(Source data)
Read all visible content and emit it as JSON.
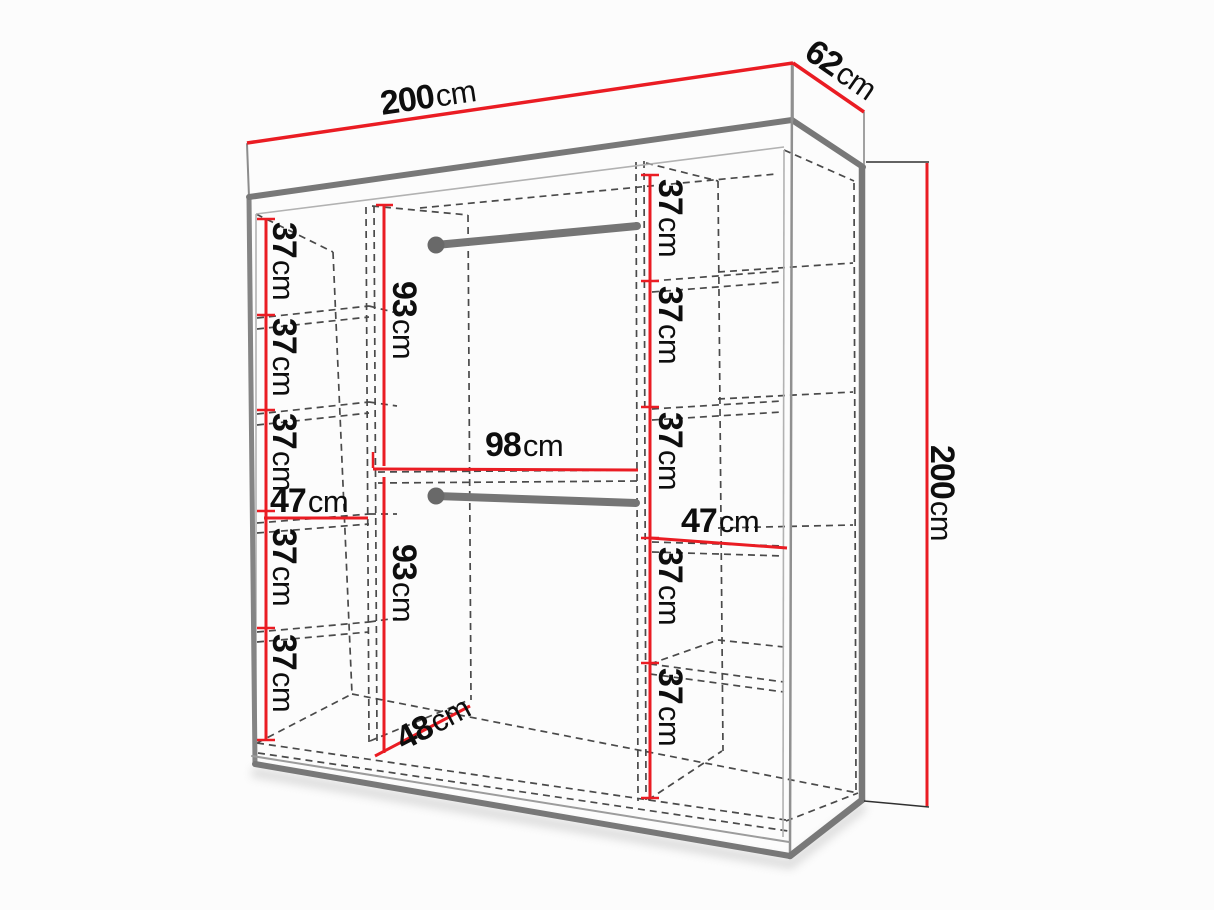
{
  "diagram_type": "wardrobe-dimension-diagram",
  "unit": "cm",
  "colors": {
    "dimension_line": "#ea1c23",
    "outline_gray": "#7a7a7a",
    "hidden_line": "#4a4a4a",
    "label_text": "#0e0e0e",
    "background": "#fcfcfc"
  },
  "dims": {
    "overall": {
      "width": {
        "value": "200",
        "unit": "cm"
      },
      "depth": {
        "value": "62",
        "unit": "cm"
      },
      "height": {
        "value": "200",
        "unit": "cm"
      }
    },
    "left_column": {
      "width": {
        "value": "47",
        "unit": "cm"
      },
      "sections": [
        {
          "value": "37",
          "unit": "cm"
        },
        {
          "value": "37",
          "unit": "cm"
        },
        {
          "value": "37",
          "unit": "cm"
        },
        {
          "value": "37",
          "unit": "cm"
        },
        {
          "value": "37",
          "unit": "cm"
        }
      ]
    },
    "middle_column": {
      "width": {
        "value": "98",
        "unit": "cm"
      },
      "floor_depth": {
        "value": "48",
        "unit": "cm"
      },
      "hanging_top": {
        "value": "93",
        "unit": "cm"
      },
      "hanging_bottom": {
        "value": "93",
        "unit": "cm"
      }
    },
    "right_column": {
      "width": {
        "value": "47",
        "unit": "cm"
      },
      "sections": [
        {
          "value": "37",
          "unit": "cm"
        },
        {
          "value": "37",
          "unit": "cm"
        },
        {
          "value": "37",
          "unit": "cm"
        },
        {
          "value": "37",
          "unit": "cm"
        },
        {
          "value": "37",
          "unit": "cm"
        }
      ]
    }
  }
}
---
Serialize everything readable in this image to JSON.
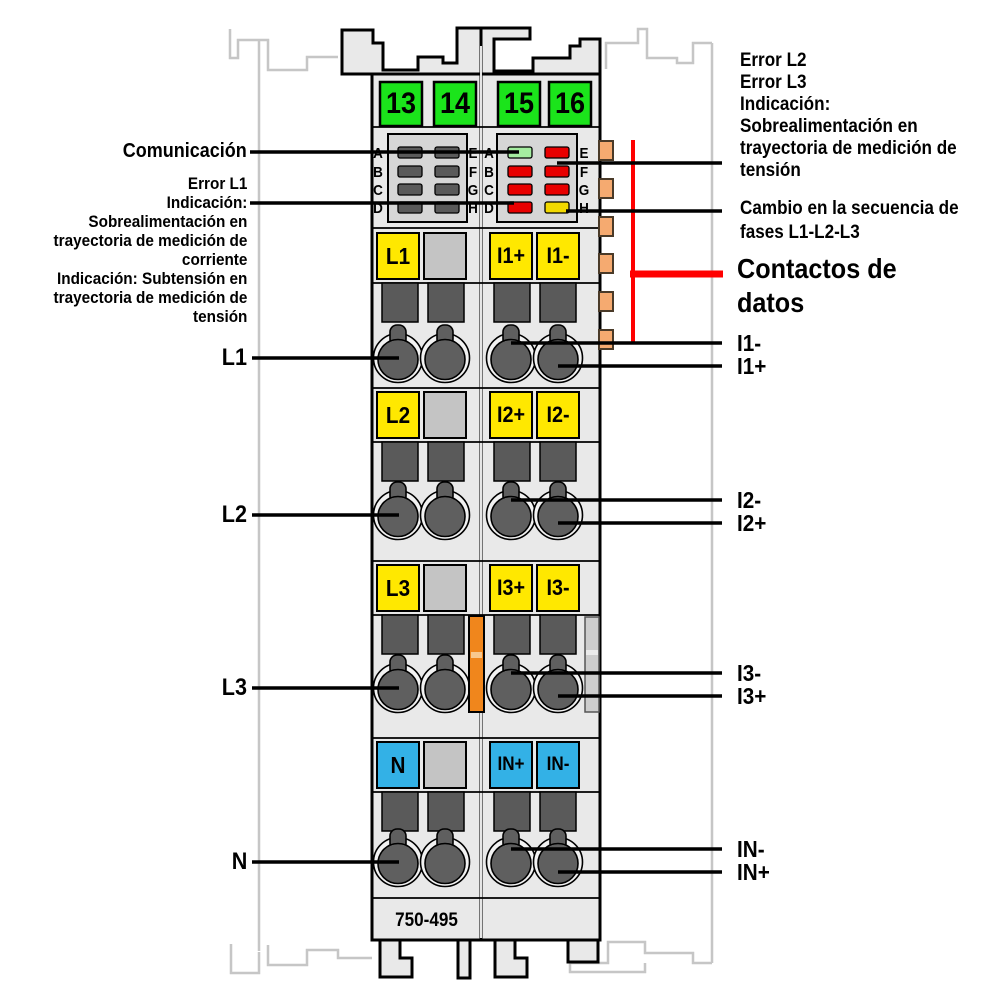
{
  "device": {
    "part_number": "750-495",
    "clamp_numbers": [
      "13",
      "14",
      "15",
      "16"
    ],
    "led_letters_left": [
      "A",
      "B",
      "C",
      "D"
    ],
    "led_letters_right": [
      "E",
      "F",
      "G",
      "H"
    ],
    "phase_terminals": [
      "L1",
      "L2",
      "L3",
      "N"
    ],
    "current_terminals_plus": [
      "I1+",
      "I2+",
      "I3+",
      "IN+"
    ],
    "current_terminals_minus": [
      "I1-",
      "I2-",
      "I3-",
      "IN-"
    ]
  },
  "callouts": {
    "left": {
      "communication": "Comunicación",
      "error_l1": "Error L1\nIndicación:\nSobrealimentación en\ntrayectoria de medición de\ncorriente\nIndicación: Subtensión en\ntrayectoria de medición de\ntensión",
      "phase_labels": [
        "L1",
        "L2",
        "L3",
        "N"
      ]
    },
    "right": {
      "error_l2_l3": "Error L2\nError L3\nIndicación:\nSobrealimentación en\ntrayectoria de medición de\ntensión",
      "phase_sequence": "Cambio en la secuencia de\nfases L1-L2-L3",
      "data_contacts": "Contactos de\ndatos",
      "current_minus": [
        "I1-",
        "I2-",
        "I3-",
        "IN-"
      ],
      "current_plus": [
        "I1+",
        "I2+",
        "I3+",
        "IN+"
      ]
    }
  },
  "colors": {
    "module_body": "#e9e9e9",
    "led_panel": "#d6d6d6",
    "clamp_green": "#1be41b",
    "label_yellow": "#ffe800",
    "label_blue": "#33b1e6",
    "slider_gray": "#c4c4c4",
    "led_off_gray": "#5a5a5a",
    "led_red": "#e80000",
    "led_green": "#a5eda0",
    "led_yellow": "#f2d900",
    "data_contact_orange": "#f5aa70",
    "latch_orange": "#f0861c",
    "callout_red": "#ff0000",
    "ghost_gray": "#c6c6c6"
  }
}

Objective:
Search the data above for the word "medición", then gather each line in which it appears.

Exercise result:
      "error_l1": "Error L1\nIndicación:\nSobrealimentación en\ntrayectoria de medición de\ncorriente\nIndicación: Subtensión en\ntrayectoria de medición de\ntensión",
      "error_l2_l3": "Error L2\nError L3\nIndicación:\nSobrealimentación en\ntrayectoria de medición de\ntensión",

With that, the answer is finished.